▸ **TO DO**: Scan the records and identify every line in which the string "right" occurs, then return those lines.

[Start of DATASET]

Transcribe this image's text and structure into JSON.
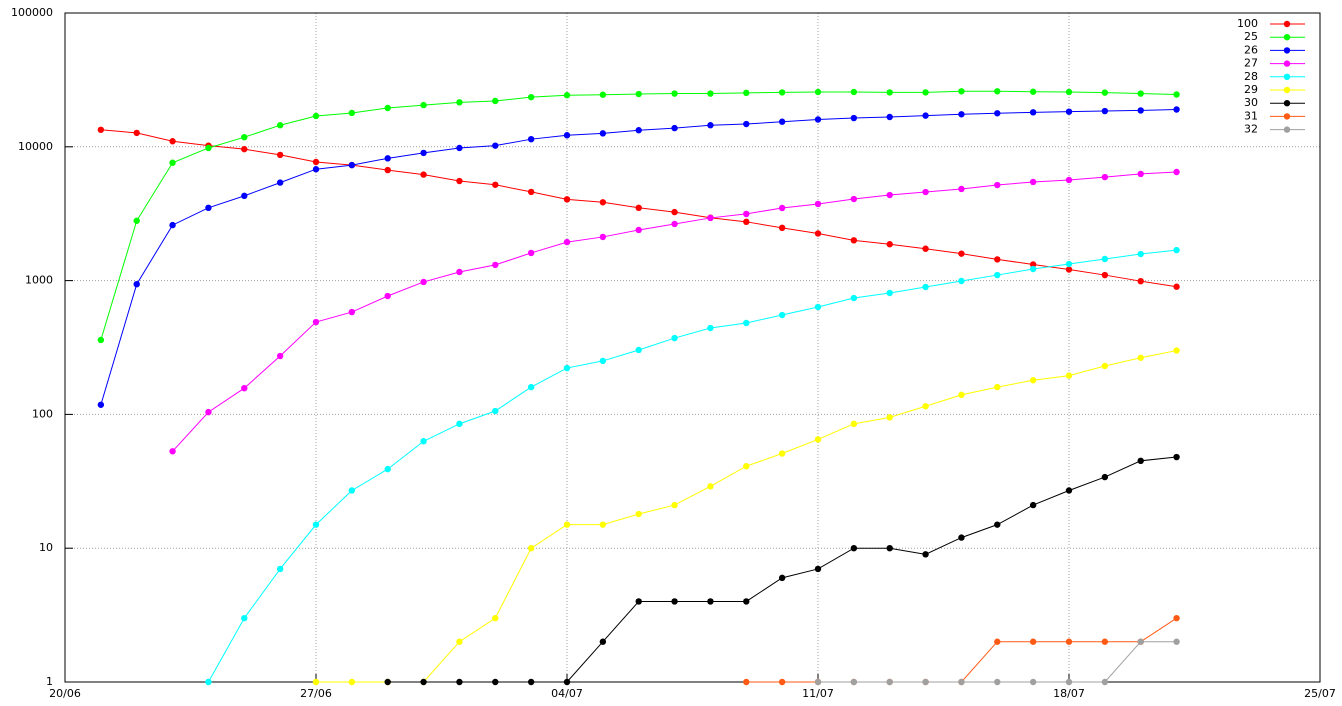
{
  "chart_data": {
    "type": "line",
    "log_scale_y": true,
    "grid": true,
    "legend_position": "top-right",
    "x": [
      "21/06",
      "22/06",
      "23/06",
      "24/06",
      "25/06",
      "26/06",
      "27/06",
      "28/06",
      "29/06",
      "30/06",
      "01/07",
      "02/07",
      "03/07",
      "04/07",
      "05/07",
      "06/07",
      "07/07",
      "08/07",
      "09/07",
      "10/07",
      "11/07",
      "12/07",
      "13/07",
      "14/07",
      "15/07",
      "16/07",
      "17/07",
      "18/07",
      "19/07",
      "20/07",
      "21/07"
    ],
    "xlim": [
      "20/06",
      "25/07"
    ],
    "xticks": [
      "20/06",
      "27/06",
      "04/07",
      "11/07",
      "18/07",
      "25/07"
    ],
    "ylim": [
      1,
      100000
    ],
    "yticks": [
      1,
      10,
      100,
      1000,
      10000,
      100000
    ],
    "series": [
      {
        "name": "100",
        "color": "#ff0000",
        "values": [
          13400,
          12700,
          11000,
          10200,
          9600,
          8700,
          7700,
          7300,
          6700,
          6200,
          5550,
          5200,
          4600,
          4050,
          3850,
          3500,
          3250,
          2950,
          2750,
          2480,
          2250,
          2000,
          1870,
          1730,
          1590,
          1440,
          1320,
          1210,
          1100,
          990,
          900
        ]
      },
      {
        "name": "25",
        "color": "#00ff00",
        "values": [
          360,
          2800,
          7600,
          9800,
          11800,
          14500,
          17000,
          17900,
          19500,
          20500,
          21500,
          22000,
          23500,
          24300,
          24500,
          24800,
          25000,
          25000,
          25300,
          25500,
          25700,
          25700,
          25500,
          25500,
          26000,
          26000,
          25800,
          25700,
          25400,
          25000,
          24600
        ]
      },
      {
        "name": "26",
        "color": "#0000ff",
        "values": [
          118,
          940,
          2600,
          3500,
          4300,
          5400,
          6800,
          7300,
          8200,
          9000,
          9800,
          10200,
          11400,
          12200,
          12600,
          13300,
          13800,
          14500,
          14800,
          15400,
          16000,
          16400,
          16700,
          17100,
          17500,
          17800,
          18100,
          18300,
          18500,
          18700,
          19000
        ]
      },
      {
        "name": "27",
        "color": "#ff00ff",
        "values": [
          null,
          null,
          53,
          104,
          157,
          273,
          490,
          582,
          767,
          977,
          1160,
          1310,
          1610,
          1940,
          2120,
          2390,
          2650,
          2940,
          3150,
          3490,
          3740,
          4070,
          4360,
          4590,
          4840,
          5180,
          5460,
          5650,
          5940,
          6270,
          6480
        ]
      },
      {
        "name": "28",
        "color": "#00ffff",
        "values": [
          null,
          null,
          null,
          1,
          3,
          7,
          15,
          27,
          39,
          63,
          85,
          106,
          160,
          222,
          251,
          303,
          372,
          442,
          482,
          553,
          635,
          741,
          808,
          896,
          993,
          1100,
          1220,
          1330,
          1450,
          1580,
          1690
        ]
      },
      {
        "name": "29",
        "color": "#ffff00",
        "values": [
          null,
          null,
          null,
          null,
          null,
          null,
          1,
          1,
          1,
          1,
          2,
          3,
          10,
          15,
          15,
          18,
          21,
          29,
          41,
          51,
          65,
          85,
          95,
          115,
          140,
          160,
          180,
          195,
          230,
          265,
          300
        ]
      },
      {
        "name": "30",
        "color": "#000000",
        "values": [
          null,
          null,
          null,
          null,
          null,
          null,
          null,
          null,
          1,
          1,
          1,
          1,
          1,
          1,
          2,
          4,
          4,
          4,
          4,
          6,
          7,
          10,
          10,
          9,
          12,
          15,
          21,
          27,
          34,
          45,
          48
        ]
      },
      {
        "name": "31",
        "color": "#ff5a14",
        "values": [
          null,
          null,
          null,
          null,
          null,
          null,
          null,
          null,
          null,
          null,
          null,
          null,
          null,
          null,
          null,
          null,
          null,
          null,
          1,
          1,
          1,
          1,
          1,
          1,
          1,
          2,
          2,
          2,
          2,
          2,
          3
        ]
      },
      {
        "name": "32",
        "color": "#a0a0a0",
        "values": [
          null,
          null,
          null,
          null,
          null,
          null,
          null,
          null,
          null,
          null,
          null,
          null,
          null,
          null,
          null,
          null,
          null,
          null,
          null,
          null,
          1,
          1,
          1,
          1,
          1,
          1,
          1,
          1,
          1,
          2,
          2
        ]
      }
    ]
  }
}
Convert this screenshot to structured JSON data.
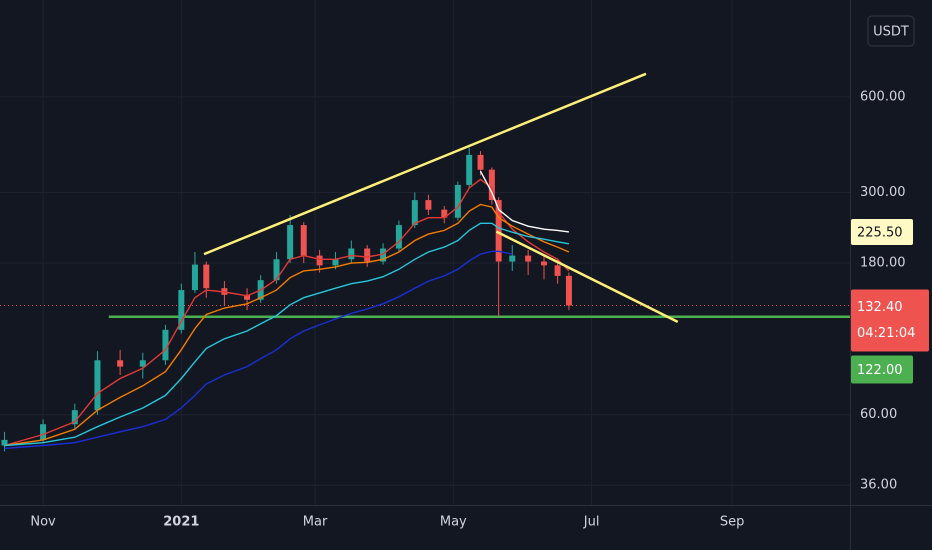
{
  "chart_data": {
    "type": "candlestick",
    "currency": "USDT",
    "log_scale": true,
    "grid": true,
    "xlim": [
      "2020-10-13",
      "2021-10-23"
    ],
    "ylim": [
      31.2,
      1210
    ],
    "xticks": [
      {
        "value": "2020-11-01",
        "label": "Nov"
      },
      {
        "value": "2021-01-01",
        "label": "2021"
      },
      {
        "value": "2021-03-01",
        "label": "Mar"
      },
      {
        "value": "2021-05-01",
        "label": "May"
      },
      {
        "value": "2021-07-01",
        "label": "Jul"
      },
      {
        "value": "2021-09-01",
        "label": "Sep"
      }
    ],
    "yticks": [
      {
        "value": 36,
        "label": "36.00"
      },
      {
        "value": 60,
        "label": "60.00"
      },
      {
        "value": 180,
        "label": "180.00"
      },
      {
        "value": 300,
        "label": "300.00"
      },
      {
        "value": 600,
        "label": "600.00"
      }
    ],
    "up_color": "#26a69a",
    "down_color": "#ef5350",
    "x": [
      "2020-10-15",
      "2020-11-01",
      "2020-11-15",
      "2020-11-25",
      "2020-12-05",
      "2020-12-15",
      "2020-12-25",
      "2021-01-01",
      "2021-01-07",
      "2021-01-12",
      "2021-01-20",
      "2021-01-30",
      "2021-02-05",
      "2021-02-12",
      "2021-02-18",
      "2021-02-24",
      "2021-03-03",
      "2021-03-10",
      "2021-03-17",
      "2021-03-24",
      "2021-03-31",
      "2021-04-07",
      "2021-04-14",
      "2021-04-20",
      "2021-04-27",
      "2021-05-03",
      "2021-05-08",
      "2021-05-13",
      "2021-05-18",
      "2021-05-21",
      "2021-05-27",
      "2021-06-03",
      "2021-06-10",
      "2021-06-16",
      "2021-06-21"
    ],
    "open": [
      48,
      50,
      56,
      62,
      89,
      85,
      89,
      111,
      148,
      178,
      150,
      143,
      138,
      159,
      185,
      237,
      190,
      177,
      185,
      200,
      182,
      200,
      237,
      284,
      265,
      250,
      317,
      394,
      354,
      284,
      182,
      190,
      182,
      177,
      164
    ],
    "high": [
      53,
      58,
      65,
      95,
      96,
      94,
      115,
      155,
      195,
      182,
      158,
      150,
      165,
      195,
      255,
      242,
      198,
      195,
      212,
      205,
      208,
      245,
      300,
      295,
      272,
      325,
      415,
      405,
      360,
      290,
      205,
      198,
      190,
      185,
      168
    ],
    "low": [
      46,
      49,
      54,
      60,
      80,
      78,
      86,
      108,
      145,
      140,
      132,
      128,
      135,
      155,
      180,
      180,
      168,
      172,
      180,
      175,
      178,
      195,
      232,
      255,
      240,
      245,
      310,
      340,
      275,
      122,
      170,
      165,
      160,
      155,
      128
    ],
    "close": [
      50,
      56,
      62,
      89,
      85,
      89,
      111,
      148,
      178,
      150,
      143,
      138,
      159,
      185,
      237,
      190,
      177,
      185,
      200,
      182,
      200,
      237,
      284,
      265,
      250,
      317,
      394,
      354,
      284,
      182,
      190,
      182,
      177,
      164,
      132.4
    ],
    "series": [
      {
        "color": "#e53935",
        "values": [
          48,
          52,
          57,
          70,
          78,
          84,
          96,
          118,
          140,
          148,
          146,
          142,
          148,
          160,
          185,
          190,
          185,
          185,
          190,
          188,
          192,
          210,
          240,
          250,
          250,
          270,
          310,
          330,
          310,
          260,
          230,
          210,
          195,
          185,
          170
        ]
      },
      {
        "color": "#f57c00",
        "values": [
          48,
          50,
          54,
          62,
          68,
          74,
          82,
          96,
          112,
          124,
          130,
          134,
          140,
          148,
          162,
          170,
          172,
          175,
          180,
          181,
          185,
          195,
          212,
          222,
          228,
          240,
          262,
          275,
          270,
          250,
          235,
          222,
          210,
          202,
          195
        ]
      },
      {
        "color": "#26c6da",
        "values": [
          48,
          49,
          51,
          55,
          59,
          63,
          69,
          78,
          88,
          97,
          104,
          110,
          116,
          123,
          133,
          140,
          145,
          150,
          155,
          158,
          163,
          172,
          185,
          195,
          202,
          212,
          228,
          240,
          240,
          232,
          225,
          218,
          214,
          210,
          207
        ]
      },
      {
        "color": "#1a2fd8",
        "values": [
          47,
          48,
          49,
          51,
          53,
          55,
          58,
          63,
          69,
          75,
          80,
          85,
          90,
          96,
          104,
          110,
          115,
          120,
          125,
          129,
          134,
          141,
          150,
          158,
          164,
          172,
          183,
          192,
          196,
          196,
          192,
          null,
          null,
          null,
          null
        ]
      },
      {
        "color": "#ffffff",
        "values": [
          null,
          null,
          null,
          null,
          null,
          null,
          null,
          null,
          null,
          null,
          null,
          null,
          null,
          null,
          null,
          null,
          null,
          null,
          null,
          null,
          null,
          null,
          null,
          null,
          null,
          null,
          null,
          350,
          300,
          265,
          245,
          235,
          230,
          228,
          225.5
        ]
      }
    ],
    "trend_lines": [
      {
        "color": "#ffee77",
        "start": [
          "2021-01-11",
          192
        ],
        "end": [
          "2021-07-25",
          709
        ]
      },
      {
        "color": "#ffee77",
        "start": [
          "2021-05-20",
          226
        ],
        "end": [
          "2021-08-08",
          117.6
        ]
      }
    ],
    "horizontal_line": {
      "color": "#4caf50",
      "start": "2020-11-30",
      "value": 122,
      "label": "122.00"
    },
    "last_price": {
      "value": 132.4,
      "label": "132.40",
      "countdown": "04:21:04",
      "color": "#ef5350"
    },
    "ma_label": {
      "value": 225.5,
      "label": "225.50",
      "color": "#fff9c4"
    }
  }
}
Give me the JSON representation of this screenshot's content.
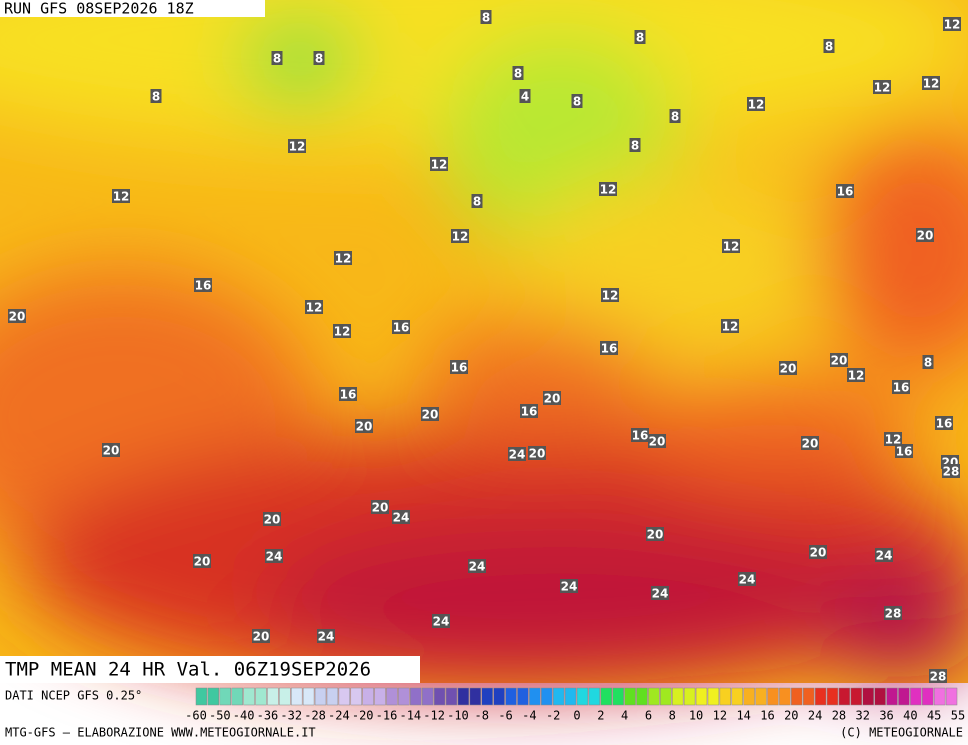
{
  "header": {
    "run": "RUN GFS 08SEP2026 18Z"
  },
  "title": "TMP MEAN 24 HR Val. 06Z19SEP2026",
  "source": "DATI NCEP GFS 0.25°",
  "footer": {
    "left": "MTG-GFS — ELABORAZIONE WWW.METEOGIORNALE.IT",
    "right": "(C) METEOGIORNALE"
  },
  "map": {
    "labels": [
      8,
      8,
      8,
      12,
      8,
      8,
      8,
      4,
      8,
      8,
      12,
      12,
      12,
      8,
      12,
      12,
      8,
      12,
      12,
      16,
      8,
      12,
      12,
      20,
      12,
      16,
      12,
      12,
      20,
      16,
      12,
      12,
      16,
      16,
      20,
      12,
      20,
      8,
      16,
      16,
      20,
      20,
      16,
      16,
      20,
      12,
      16,
      20,
      16,
      20,
      20,
      24,
      20,
      20,
      28,
      20,
      24,
      20,
      20,
      24,
      20,
      20,
      24,
      24,
      24,
      24,
      24,
      28,
      20,
      24,
      24,
      28
    ]
  },
  "scale": {
    "labels": [
      -60,
      -50,
      -40,
      -36,
      -32,
      -28,
      -24,
      -20,
      -16,
      -14,
      -12,
      -10,
      -8,
      -6,
      -4,
      -2,
      0,
      2,
      4,
      6,
      8,
      10,
      12,
      14,
      16,
      20,
      24,
      28,
      32,
      36,
      40,
      45,
      55
    ],
    "colors": [
      "#40c8a0",
      "#70d8b8",
      "#a0e8d0",
      "#c8f0e8",
      "#d8e8f8",
      "#c8d0f0",
      "#d8c8f0",
      "#c8b0e8",
      "#b090d8",
      "#9070c8",
      "#7050b0",
      "#3030a0",
      "#2040c0",
      "#2060e0",
      "#2090f0",
      "#20b8f0",
      "#20d8e0",
      "#20e060",
      "#60e020",
      "#a0e820",
      "#d8f020",
      "#f0f020",
      "#f8d020",
      "#f8b020",
      "#f89020",
      "#f06020",
      "#e83020",
      "#c81830",
      "#b01040",
      "#c01890",
      "#e030c0",
      "#f070e0"
    ]
  }
}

[End of DATASET]

▸ **WRITTEN ANSWER**:
    "legend_position": "top-right",
    "right": "(C) METEOGIORNALE"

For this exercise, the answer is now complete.